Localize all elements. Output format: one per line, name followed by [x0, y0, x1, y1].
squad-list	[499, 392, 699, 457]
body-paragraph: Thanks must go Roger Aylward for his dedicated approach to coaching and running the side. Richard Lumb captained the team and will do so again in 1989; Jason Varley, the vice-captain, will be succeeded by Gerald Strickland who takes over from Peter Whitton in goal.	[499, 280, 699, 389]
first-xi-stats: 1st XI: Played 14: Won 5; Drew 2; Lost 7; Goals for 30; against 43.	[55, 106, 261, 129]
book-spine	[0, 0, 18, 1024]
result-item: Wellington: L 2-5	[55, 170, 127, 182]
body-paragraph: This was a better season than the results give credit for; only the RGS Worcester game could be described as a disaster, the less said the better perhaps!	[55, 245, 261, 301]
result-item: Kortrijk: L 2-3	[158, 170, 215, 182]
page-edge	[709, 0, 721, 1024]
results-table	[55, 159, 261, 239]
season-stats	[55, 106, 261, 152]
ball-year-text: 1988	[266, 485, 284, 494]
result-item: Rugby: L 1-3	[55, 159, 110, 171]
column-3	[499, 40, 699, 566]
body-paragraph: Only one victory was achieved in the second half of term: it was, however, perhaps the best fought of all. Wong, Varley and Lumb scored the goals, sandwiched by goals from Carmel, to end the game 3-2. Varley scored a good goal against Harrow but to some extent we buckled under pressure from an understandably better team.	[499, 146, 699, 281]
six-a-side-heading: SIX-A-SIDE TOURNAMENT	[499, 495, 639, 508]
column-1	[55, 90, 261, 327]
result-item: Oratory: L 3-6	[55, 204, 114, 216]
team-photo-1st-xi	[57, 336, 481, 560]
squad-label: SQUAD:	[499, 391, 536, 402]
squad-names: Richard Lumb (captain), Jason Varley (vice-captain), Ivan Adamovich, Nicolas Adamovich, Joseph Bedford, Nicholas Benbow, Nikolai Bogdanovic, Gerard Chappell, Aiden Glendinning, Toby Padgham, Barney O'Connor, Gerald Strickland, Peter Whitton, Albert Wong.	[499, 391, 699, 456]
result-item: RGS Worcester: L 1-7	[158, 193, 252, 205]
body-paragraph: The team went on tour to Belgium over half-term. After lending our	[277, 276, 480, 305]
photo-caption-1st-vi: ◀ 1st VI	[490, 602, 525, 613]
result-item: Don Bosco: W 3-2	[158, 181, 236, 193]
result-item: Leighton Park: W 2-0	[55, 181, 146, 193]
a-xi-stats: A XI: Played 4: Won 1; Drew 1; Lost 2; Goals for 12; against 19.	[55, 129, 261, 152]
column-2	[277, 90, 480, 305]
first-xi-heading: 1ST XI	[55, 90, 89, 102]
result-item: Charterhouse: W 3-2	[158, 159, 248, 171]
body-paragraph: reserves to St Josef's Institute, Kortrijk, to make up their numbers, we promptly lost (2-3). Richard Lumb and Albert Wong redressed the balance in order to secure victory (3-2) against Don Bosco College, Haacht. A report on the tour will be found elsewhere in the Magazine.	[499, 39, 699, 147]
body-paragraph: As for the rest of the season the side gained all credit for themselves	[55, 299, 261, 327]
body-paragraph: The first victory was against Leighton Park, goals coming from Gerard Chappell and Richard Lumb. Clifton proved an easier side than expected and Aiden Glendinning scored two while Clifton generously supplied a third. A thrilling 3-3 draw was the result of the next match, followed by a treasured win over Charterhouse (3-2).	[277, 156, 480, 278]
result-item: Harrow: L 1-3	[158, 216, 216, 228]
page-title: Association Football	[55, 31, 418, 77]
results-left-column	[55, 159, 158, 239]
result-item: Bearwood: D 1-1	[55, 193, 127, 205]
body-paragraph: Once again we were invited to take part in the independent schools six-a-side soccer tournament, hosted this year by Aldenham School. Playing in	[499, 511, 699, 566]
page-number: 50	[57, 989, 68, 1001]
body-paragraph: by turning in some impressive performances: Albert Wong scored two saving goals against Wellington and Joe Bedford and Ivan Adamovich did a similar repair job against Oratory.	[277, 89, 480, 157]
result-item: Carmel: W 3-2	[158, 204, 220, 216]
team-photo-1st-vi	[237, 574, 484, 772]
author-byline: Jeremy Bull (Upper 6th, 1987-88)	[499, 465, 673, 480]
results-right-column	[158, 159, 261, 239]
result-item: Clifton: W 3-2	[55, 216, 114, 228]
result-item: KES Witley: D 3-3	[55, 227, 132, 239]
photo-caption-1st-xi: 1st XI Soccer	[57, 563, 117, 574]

◆ ◆ ◆ ◆ ◆

**EXERCISE PROMPT:** Copy the listing above line for line, keeping every name, every text string and every coordinate unchanged.

**ANSWER IN FULL:**
Localize all elements. Output format: one per line, name followed by [x0, y0, x1, y1].
squad-list	[499, 392, 699, 457]
body-paragraph: Thanks must go Roger Aylward for his dedicated approach to coaching and running the side. Richard Lumb captained the team and will do so again in 1989; Jason Varley, the vice-captain, will be succeeded by Gerald Strickland who takes over from Peter Whitton in goal.	[499, 280, 699, 389]
first-xi-stats: 1st XI: Played 14: Won 5; Drew 2; Lost 7; Goals for 30; against 43.	[55, 106, 261, 129]
book-spine	[0, 0, 18, 1024]
result-item: Wellington: L 2-5	[55, 170, 127, 182]
body-paragraph: This was a better season than the results give credit for; only the RGS Worcester game could be described as a disaster, the less said the better perhaps!	[55, 245, 261, 301]
result-item: Kortrijk: L 2-3	[158, 170, 215, 182]
page-edge	[709, 0, 721, 1024]
results-table	[55, 159, 261, 239]
season-stats	[55, 106, 261, 152]
ball-year-text: 1988	[266, 485, 284, 494]
result-item: Rugby: L 1-3	[55, 159, 110, 171]
column-3	[499, 40, 699, 566]
body-paragraph: Only one victory was achieved in the second half of term: it was, however, perhaps the best fought of all. Wong, Varley and Lumb scored the goals, sandwiched by goals from Carmel, to end the game 3-2. Varley scored a good goal against Harrow but to some extent we buckled under pressure from an understandably better team.	[499, 146, 699, 281]
six-a-side-heading: SIX-A-SIDE TOURNAMENT	[499, 495, 639, 508]
column-1	[55, 90, 261, 327]
result-item: Oratory: L 3-6	[55, 204, 114, 216]
team-photo-1st-xi	[57, 336, 481, 560]
squad-label: SQUAD:	[499, 391, 536, 402]
squad-names: Richard Lumb (captain), Jason Varley (vice-captain), Ivan Adamovich, Nicolas Adamovich, Joseph Bedford, Nicholas Benbow, Nikolai Bogdanovic, Gerard Chappell, Aiden Glendinning, Toby Padgham, Barney O'Connor, Gerald Strickland, Peter Whitton, Albert Wong.	[499, 391, 699, 456]
result-item: RGS Worcester: L 1-7	[158, 193, 252, 205]
body-paragraph: The team went on tour to Belgium over half-term. After lending our	[277, 276, 480, 305]
photo-caption-1st-vi: ◀ 1st VI	[490, 602, 525, 613]
result-item: Don Bosco: W 3-2	[158, 181, 236, 193]
result-item: Leighton Park: W 2-0	[55, 181, 146, 193]
a-xi-stats: A XI: Played 4: Won 1; Drew 1; Lost 2; Goals for 12; against 19.	[55, 129, 261, 152]
column-2	[277, 90, 480, 305]
first-xi-heading: 1ST XI	[55, 90, 89, 102]
result-item: Charterhouse: W 3-2	[158, 159, 248, 171]
body-paragraph: reserves to St Josef's Institute, Kortrijk, to make up their numbers, we promptly lost (2-3). Richard Lumb and Albert Wong redressed the balance in order to secure victory (3-2) against Don Bosco College, Haacht. A report on the tour will be found elsewhere in the Magazine.	[499, 39, 699, 147]
body-paragraph: As for the rest of the season the side gained all credit for themselves	[55, 299, 261, 327]
body-paragraph: The first victory was against Leighton Park, goals coming from Gerard Chappell and Richard Lumb. Clifton proved an easier side than expected and Aiden Glendinning scored two while Clifton generously supplied a third. A thrilling 3-3 draw was the result of the next match, followed by a treasured win over Charterhouse (3-2).	[277, 156, 480, 278]
result-item: Harrow: L 1-3	[158, 216, 216, 228]
page-title: Association Football	[55, 31, 418, 77]
results-left-column	[55, 159, 158, 239]
result-item: Bearwood: D 1-1	[55, 193, 127, 205]
body-paragraph: Once again we were invited to take part in the independent schools six-a-side soccer tournament, hosted this year by Aldenham School. Playing in	[499, 511, 699, 566]
page-number: 50	[57, 989, 68, 1001]
body-paragraph: by turning in some impressive performances: Albert Wong scored two saving goals against Wellington and Joe Bedford and Ivan Adamovich did a similar repair job against Oratory.	[277, 89, 480, 157]
result-item: Carmel: W 3-2	[158, 204, 220, 216]
team-photo-1st-vi	[237, 574, 484, 772]
author-byline: Jeremy Bull (Upper 6th, 1987-88)	[499, 465, 673, 480]
results-right-column	[158, 159, 261, 239]
result-item: Clifton: W 3-2	[55, 216, 114, 228]
result-item: KES Witley: D 3-3	[55, 227, 132, 239]
photo-caption-1st-xi: 1st XI Soccer	[57, 563, 117, 574]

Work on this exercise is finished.